Start of Data in this exercise
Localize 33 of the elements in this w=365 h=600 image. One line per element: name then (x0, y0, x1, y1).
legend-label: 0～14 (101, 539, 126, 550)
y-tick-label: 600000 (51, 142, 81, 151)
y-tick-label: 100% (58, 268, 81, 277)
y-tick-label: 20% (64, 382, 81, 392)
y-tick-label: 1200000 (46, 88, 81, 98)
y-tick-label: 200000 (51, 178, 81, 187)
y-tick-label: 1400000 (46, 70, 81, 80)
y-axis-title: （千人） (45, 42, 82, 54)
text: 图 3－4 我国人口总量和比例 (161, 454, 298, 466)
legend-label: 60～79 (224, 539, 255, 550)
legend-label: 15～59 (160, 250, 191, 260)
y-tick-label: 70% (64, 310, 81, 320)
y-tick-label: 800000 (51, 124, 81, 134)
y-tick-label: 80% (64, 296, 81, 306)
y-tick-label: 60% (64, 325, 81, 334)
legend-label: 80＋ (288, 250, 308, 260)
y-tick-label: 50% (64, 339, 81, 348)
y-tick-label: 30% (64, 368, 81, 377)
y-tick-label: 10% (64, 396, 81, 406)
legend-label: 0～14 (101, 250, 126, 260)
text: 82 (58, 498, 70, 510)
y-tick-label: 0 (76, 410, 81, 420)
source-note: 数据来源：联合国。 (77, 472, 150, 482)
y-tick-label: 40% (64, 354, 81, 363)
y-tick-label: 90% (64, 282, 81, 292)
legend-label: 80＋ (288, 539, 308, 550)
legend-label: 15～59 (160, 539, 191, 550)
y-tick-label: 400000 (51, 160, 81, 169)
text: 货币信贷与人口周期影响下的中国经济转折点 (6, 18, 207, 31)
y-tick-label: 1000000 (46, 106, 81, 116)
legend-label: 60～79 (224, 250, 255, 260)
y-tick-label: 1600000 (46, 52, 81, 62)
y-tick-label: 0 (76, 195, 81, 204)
End of Data in this exercise
Rewrite the records from the first line down through the line with "y-tick-label: 20% (64, 382, 81, 392)", swapping "y-tick-label" for "tick-label" and changing nothing else.

■ Task solution ■
Localize 33 of the elements in this w=365 h=600 image. One line per element: name then (x0, y0, x1, y1).
legend-label: 0～14 (101, 539, 126, 550)
tick-label: 600000 (51, 142, 81, 151)
tick-label: 100% (58, 268, 81, 277)
tick-label: 20% (64, 382, 81, 392)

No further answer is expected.